*** Records for this exercise ***

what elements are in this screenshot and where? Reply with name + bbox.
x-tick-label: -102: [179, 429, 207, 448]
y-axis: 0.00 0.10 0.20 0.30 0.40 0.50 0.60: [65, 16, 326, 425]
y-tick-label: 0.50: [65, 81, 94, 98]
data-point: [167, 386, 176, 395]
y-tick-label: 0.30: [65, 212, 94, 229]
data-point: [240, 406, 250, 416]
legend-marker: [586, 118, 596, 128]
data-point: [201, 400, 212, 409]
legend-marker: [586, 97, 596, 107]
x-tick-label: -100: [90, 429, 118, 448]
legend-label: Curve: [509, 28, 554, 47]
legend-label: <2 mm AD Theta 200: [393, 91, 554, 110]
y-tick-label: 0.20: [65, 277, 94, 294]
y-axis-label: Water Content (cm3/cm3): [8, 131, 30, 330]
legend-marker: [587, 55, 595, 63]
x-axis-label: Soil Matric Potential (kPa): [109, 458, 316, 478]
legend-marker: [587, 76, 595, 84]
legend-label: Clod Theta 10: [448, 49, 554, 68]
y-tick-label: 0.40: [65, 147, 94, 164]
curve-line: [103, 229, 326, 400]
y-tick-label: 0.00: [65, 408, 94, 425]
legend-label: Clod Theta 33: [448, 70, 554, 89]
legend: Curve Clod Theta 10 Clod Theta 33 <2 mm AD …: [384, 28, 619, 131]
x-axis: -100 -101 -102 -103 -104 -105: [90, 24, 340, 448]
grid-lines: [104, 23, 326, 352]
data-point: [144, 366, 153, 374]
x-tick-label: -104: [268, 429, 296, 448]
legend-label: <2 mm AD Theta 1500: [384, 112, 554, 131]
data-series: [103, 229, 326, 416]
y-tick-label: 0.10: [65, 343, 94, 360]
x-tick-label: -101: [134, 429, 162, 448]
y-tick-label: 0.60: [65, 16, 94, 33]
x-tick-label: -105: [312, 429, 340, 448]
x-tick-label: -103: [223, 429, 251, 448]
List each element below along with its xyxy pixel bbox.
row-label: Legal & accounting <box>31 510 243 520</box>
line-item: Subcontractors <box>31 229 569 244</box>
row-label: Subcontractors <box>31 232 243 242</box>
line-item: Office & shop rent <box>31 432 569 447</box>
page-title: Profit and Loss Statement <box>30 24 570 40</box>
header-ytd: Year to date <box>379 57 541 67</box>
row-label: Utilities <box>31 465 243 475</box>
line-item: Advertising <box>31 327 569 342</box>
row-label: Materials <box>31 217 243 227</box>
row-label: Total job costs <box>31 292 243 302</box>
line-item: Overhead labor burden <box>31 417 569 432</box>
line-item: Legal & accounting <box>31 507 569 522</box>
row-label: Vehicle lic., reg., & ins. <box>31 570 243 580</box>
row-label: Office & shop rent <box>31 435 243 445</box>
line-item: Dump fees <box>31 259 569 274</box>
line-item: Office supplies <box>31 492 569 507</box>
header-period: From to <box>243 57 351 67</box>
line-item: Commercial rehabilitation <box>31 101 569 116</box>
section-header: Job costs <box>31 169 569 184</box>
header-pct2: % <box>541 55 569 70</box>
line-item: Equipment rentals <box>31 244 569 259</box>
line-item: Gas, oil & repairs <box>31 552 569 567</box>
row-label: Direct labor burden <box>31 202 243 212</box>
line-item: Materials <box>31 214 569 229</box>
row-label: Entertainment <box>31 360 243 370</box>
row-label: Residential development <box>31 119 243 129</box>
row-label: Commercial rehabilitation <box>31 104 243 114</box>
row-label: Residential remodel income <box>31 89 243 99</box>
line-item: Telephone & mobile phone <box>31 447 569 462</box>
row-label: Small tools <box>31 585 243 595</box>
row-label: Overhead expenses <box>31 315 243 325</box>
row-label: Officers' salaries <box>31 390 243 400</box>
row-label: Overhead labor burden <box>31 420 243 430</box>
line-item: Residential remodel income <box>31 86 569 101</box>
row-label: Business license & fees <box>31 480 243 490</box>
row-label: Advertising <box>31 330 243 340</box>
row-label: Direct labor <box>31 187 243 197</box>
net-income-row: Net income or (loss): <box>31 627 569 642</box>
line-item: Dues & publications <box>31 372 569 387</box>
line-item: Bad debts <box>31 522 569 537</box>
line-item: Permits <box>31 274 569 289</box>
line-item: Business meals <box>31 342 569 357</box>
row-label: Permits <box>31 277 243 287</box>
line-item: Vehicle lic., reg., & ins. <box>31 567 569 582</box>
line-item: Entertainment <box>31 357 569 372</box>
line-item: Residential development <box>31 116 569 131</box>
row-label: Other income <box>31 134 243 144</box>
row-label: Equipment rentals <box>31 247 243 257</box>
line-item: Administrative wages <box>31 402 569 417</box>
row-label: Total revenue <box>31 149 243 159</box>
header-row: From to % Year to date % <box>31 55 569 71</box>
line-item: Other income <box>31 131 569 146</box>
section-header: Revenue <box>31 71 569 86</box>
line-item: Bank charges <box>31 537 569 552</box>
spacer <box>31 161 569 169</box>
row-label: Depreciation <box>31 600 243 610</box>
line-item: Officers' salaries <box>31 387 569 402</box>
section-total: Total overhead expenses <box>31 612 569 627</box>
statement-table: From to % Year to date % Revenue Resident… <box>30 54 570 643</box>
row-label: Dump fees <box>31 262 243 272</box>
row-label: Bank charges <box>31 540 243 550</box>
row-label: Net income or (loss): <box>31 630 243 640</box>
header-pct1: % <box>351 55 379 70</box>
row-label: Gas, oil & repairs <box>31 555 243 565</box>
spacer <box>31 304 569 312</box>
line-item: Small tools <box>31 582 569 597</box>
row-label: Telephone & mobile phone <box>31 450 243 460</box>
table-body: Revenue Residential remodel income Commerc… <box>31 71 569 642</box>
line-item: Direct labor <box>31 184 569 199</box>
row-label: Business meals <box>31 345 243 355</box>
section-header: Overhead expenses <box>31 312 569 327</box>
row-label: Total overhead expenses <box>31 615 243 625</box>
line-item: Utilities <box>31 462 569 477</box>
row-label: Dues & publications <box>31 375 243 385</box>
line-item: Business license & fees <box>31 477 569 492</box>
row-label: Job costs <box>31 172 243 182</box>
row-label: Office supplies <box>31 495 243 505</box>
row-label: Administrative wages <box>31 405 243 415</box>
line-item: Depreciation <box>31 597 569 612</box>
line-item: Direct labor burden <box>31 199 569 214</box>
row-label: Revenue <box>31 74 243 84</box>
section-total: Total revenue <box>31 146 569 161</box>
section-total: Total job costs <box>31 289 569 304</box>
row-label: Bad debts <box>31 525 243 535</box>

***
*** Records for this exercise ***

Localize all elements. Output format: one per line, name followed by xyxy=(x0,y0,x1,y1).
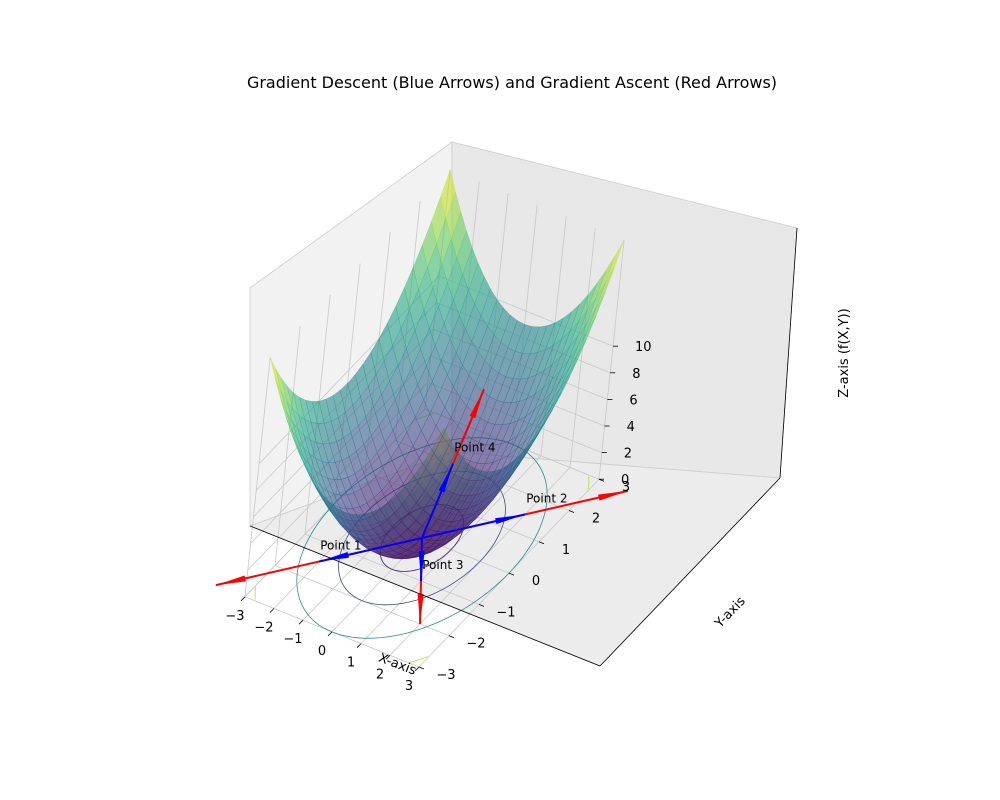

***

(Set exercise) Update the material starting at the line that contains "List each element" and stopping after the line that contains "header-period: From to". Change every "Subcontractors" to "Subcontract work" and leave the rest of those lines as they are.

(Full answer)
List each element below along with its xyxy pixel bbox.
row-label: Legal & accounting <box>31 510 243 520</box>
line-item: Subcontract work <box>31 229 569 244</box>
row-label: Subcontract work <box>31 232 243 242</box>
line-item: Office & shop rent <box>31 432 569 447</box>
page-title: Profit and Loss Statement <box>30 24 570 40</box>
header-ytd: Year to date <box>379 57 541 67</box>
row-label: Utilities <box>31 465 243 475</box>
line-item: Advertising <box>31 327 569 342</box>
row-label: Materials <box>31 217 243 227</box>
row-label: Total job costs <box>31 292 243 302</box>
line-item: Overhead labor burden <box>31 417 569 432</box>
line-item: Legal & accounting <box>31 507 569 522</box>
row-label: Vehicle lic., reg., & ins. <box>31 570 243 580</box>
row-label: Office & shop rent <box>31 435 243 445</box>
line-item: Dump fees <box>31 259 569 274</box>
line-item: Office supplies <box>31 492 569 507</box>
header-period: From to <box>243 57 351 67</box>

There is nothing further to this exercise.